[Collected data entries]
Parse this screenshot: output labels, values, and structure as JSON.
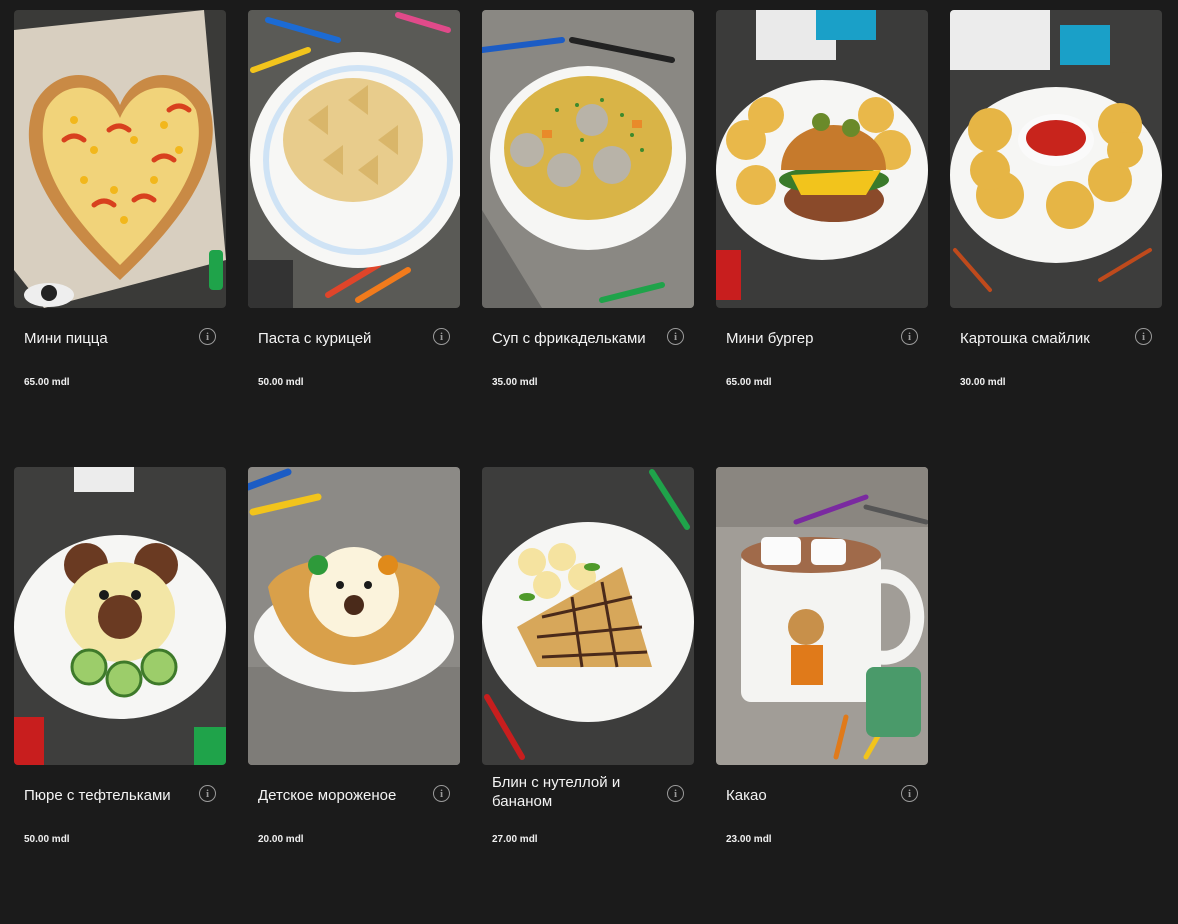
{
  "menu": {
    "items": [
      {
        "name": "Мини пицца",
        "price": "65.00 mdl",
        "image": "mini-pizza-photo",
        "info_icon": "i"
      },
      {
        "name": "Паста с курицей",
        "price": "50.00 mdl",
        "image": "pasta-chicken-photo",
        "info_icon": "i"
      },
      {
        "name": "Суп с фрикадельками",
        "price": "35.00 mdl",
        "image": "meatball-soup-photo",
        "info_icon": "i"
      },
      {
        "name": "Мини бургер",
        "price": "65.00 mdl",
        "image": "mini-burger-photo",
        "info_icon": "i"
      },
      {
        "name": "Картошка смайлик",
        "price": "30.00 mdl",
        "image": "smiley-potato-photo",
        "info_icon": "i"
      },
      {
        "name": "Пюре с тефтельками",
        "price": "50.00 mdl",
        "image": "mashed-potato-meatballs-photo",
        "info_icon": "i"
      },
      {
        "name": "Детское мороженое",
        "price": "20.00 mdl",
        "image": "kids-ice-cream-photo",
        "info_icon": "i"
      },
      {
        "name": "Блин с нутеллой и бананом",
        "price": "27.00 mdl",
        "image": "nutella-banana-crepe-photo",
        "info_icon": "i"
      },
      {
        "name": "Какао",
        "price": "23.00 mdl",
        "image": "cocoa-photo",
        "info_icon": "i"
      }
    ]
  },
  "colors": {
    "background": "#1b1b1b",
    "text": "#ffffff",
    "icon": "#9a9a9a"
  }
}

*GOAL*. Quote the material word for word, dropping any images it holds.

*EXPECTED ANSWER*.
Parse this screenshot: output labels, values, and structure as JSON.
{
  "menu": {
    "items": [
      {
        "name": "Мини пицца",
        "price": "65.00 mdl",
        "image": "mini-pizza-photo",
        "info_icon": "i"
      },
      {
        "name": "Паста с курицей",
        "price": "50.00 mdl",
        "image": "pasta-chicken-photo",
        "info_icon": "i"
      },
      {
        "name": "Суп с фрикадельками",
        "price": "35.00 mdl",
        "image": "meatball-soup-photo",
        "info_icon": "i"
      },
      {
        "name": "Мини бургер",
        "price": "65.00 mdl",
        "image": "mini-burger-photo",
        "info_icon": "i"
      },
      {
        "name": "Картошка смайлик",
        "price": "30.00 mdl",
        "image": "smiley-potato-photo",
        "info_icon": "i"
      },
      {
        "name": "Пюре с тефтельками",
        "price": "50.00 mdl",
        "image": "mashed-potato-meatballs-photo",
        "info_icon": "i"
      },
      {
        "name": "Детское мороженое",
        "price": "20.00 mdl",
        "image": "kids-ice-cream-photo",
        "info_icon": "i"
      },
      {
        "name": "Блин с нутеллой и бананом",
        "price": "27.00 mdl",
        "image": "nutella-banana-crepe-photo",
        "info_icon": "i"
      },
      {
        "name": "Какао",
        "price": "23.00 mdl",
        "image": "cocoa-photo",
        "info_icon": "i"
      }
    ]
  },
  "colors": {
    "background": "#1b1b1b",
    "text": "#ffffff",
    "icon": "#9a9a9a"
  }
}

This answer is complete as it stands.